# Aim:
Reproduce the closing part of the entries exactly: the line with "Serialize everything readable" and all lines after it, ending with the last line, and nothing else.

# Data for this task:
— Start —

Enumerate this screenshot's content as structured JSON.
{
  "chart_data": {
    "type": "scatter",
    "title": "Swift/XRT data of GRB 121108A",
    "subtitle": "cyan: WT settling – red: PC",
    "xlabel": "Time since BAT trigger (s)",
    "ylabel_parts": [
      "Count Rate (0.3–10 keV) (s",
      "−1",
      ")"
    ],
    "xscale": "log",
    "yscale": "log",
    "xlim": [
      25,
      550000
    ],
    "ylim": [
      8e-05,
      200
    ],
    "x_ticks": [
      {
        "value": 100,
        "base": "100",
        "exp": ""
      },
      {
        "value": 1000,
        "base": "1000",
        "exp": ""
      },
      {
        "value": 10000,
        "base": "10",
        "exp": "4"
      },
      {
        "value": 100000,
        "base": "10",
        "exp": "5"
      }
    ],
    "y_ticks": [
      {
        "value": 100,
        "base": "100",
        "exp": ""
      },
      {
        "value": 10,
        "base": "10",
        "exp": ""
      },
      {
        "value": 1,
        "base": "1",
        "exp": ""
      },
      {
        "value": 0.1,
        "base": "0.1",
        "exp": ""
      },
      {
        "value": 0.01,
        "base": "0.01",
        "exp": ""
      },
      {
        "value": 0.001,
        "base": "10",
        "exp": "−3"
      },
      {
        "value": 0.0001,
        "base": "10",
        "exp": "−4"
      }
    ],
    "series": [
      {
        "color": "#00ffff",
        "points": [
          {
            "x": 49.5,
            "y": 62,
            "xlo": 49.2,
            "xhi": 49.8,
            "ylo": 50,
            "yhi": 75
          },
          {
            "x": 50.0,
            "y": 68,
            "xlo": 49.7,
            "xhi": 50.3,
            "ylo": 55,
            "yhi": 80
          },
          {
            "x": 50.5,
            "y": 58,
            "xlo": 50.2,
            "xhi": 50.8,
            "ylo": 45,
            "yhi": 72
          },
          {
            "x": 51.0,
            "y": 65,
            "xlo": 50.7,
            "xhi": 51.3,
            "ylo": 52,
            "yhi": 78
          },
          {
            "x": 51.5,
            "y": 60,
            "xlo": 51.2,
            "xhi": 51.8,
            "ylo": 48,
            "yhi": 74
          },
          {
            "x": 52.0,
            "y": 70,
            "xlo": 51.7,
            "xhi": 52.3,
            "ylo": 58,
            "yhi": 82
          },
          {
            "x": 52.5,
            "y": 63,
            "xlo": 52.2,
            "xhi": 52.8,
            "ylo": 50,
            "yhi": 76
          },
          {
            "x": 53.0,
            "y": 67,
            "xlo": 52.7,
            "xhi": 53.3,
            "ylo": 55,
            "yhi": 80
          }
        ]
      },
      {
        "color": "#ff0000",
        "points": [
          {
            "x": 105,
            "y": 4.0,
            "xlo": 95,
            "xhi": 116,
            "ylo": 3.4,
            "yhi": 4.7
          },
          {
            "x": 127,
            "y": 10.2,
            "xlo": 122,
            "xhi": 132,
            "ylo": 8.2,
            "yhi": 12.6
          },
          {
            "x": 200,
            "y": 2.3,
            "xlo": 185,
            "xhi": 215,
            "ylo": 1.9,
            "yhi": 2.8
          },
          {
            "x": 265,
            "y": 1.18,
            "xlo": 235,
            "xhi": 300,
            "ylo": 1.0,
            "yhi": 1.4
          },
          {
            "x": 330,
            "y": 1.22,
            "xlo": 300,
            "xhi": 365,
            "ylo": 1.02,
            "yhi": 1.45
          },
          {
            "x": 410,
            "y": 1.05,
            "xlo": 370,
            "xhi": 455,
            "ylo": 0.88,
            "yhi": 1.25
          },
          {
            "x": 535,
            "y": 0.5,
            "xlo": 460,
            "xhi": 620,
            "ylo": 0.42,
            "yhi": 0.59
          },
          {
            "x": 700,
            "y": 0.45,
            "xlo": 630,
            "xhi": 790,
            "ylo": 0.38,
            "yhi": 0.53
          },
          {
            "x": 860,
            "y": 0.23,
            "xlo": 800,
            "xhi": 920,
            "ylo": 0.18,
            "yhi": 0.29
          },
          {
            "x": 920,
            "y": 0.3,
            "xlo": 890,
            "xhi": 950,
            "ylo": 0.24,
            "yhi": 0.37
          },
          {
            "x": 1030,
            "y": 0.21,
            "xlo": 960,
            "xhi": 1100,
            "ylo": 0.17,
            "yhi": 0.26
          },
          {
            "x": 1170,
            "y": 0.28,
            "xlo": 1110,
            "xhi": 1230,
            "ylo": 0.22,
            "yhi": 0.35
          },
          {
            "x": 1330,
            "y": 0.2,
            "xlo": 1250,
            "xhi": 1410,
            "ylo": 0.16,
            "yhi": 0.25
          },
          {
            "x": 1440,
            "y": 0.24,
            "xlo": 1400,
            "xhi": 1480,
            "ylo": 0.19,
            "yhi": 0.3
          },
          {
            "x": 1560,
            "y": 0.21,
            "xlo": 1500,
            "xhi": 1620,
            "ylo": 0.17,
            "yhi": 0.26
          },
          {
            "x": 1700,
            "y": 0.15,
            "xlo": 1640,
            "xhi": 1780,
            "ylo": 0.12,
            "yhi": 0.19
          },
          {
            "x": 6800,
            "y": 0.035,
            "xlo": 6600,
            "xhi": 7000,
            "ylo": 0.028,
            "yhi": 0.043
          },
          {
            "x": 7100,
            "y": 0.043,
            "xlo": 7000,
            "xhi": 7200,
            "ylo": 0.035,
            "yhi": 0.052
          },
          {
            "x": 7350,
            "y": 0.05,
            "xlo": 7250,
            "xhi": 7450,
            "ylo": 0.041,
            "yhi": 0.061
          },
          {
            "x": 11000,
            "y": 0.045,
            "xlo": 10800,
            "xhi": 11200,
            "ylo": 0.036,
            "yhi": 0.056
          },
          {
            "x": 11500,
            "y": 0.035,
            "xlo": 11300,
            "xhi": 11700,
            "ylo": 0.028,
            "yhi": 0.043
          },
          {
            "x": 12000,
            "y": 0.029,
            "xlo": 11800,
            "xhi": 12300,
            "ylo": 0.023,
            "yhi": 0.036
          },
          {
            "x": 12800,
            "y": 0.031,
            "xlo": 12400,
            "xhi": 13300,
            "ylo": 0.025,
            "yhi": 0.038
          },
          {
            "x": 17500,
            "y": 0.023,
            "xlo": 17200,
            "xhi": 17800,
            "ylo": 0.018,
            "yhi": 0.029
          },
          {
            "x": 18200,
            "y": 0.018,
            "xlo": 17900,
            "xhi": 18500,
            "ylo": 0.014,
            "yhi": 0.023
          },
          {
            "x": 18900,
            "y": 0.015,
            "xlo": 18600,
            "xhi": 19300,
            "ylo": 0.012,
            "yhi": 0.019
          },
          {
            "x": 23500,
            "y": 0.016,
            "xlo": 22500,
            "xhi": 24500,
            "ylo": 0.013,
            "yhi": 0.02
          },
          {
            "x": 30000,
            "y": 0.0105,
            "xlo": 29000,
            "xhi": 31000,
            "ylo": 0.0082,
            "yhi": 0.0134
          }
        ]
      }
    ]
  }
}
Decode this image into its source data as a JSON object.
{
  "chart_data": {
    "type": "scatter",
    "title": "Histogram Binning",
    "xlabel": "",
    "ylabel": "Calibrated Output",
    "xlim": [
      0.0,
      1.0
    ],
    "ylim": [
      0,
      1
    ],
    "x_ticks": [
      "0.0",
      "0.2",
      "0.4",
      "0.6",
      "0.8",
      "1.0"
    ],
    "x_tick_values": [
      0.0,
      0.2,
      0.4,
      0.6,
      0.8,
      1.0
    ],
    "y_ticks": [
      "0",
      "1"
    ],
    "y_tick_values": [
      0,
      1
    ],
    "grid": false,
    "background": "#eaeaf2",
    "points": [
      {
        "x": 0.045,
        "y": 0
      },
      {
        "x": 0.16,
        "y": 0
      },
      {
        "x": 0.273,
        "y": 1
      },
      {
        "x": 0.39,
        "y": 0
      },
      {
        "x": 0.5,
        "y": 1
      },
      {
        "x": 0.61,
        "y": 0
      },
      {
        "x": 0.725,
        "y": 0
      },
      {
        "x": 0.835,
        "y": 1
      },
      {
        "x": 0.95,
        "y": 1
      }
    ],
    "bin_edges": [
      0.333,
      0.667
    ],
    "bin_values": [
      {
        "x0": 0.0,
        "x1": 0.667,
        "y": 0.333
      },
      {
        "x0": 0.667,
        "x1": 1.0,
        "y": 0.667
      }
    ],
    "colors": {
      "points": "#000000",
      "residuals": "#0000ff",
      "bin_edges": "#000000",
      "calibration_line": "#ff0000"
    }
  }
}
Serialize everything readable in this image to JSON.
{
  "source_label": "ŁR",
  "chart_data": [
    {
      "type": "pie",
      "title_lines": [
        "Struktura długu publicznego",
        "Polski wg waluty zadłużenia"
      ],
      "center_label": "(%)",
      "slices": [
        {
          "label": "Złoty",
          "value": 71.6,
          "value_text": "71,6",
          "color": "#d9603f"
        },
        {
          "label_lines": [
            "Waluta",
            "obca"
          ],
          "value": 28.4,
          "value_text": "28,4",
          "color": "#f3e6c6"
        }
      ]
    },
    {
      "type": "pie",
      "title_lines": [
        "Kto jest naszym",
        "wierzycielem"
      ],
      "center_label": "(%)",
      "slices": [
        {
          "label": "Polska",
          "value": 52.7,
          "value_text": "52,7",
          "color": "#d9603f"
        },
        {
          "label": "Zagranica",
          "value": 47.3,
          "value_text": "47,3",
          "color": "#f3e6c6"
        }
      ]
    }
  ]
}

— End —

# Solution:
Serialize everything readable in this image to JSON.
{
  "source_label": "ŁR",
  "chart_data": [
    {
      "type": "pie",
      "title_lines": [
        "Struktura długu publicznego",
        "Polski wg waluty zadłużenia"
      ],
      "center_label": "(%)",
      "slices": [
        {
          "label": "Złoty",
          "value": 71.6,
          "value_text": "71,6",
          "color": "#d9603f"
        },
        {
          "label_lines": [
            "Waluta",
            "obca"
          ],
          "value": 28.4,
          "value_text": "28,4",
          "color": "#f3e6c6"
        }
      ]
    },
    {
      "type": "pie",
      "title_lines": [
        "Kto jest naszym",
        "wierzycielem"
      ],
      "center_label": "(%)",
      "slices": [
        {
          "label": "Polska",
          "value": 52.7,
          "value_text": "52,7",
          "color": "#d9603f"
        },
        {
          "label": "Zagranica",
          "value": 47.3,
          "value_text": "47,3",
          "color": "#f3e6c6"
        }
      ]
    }
  ]
}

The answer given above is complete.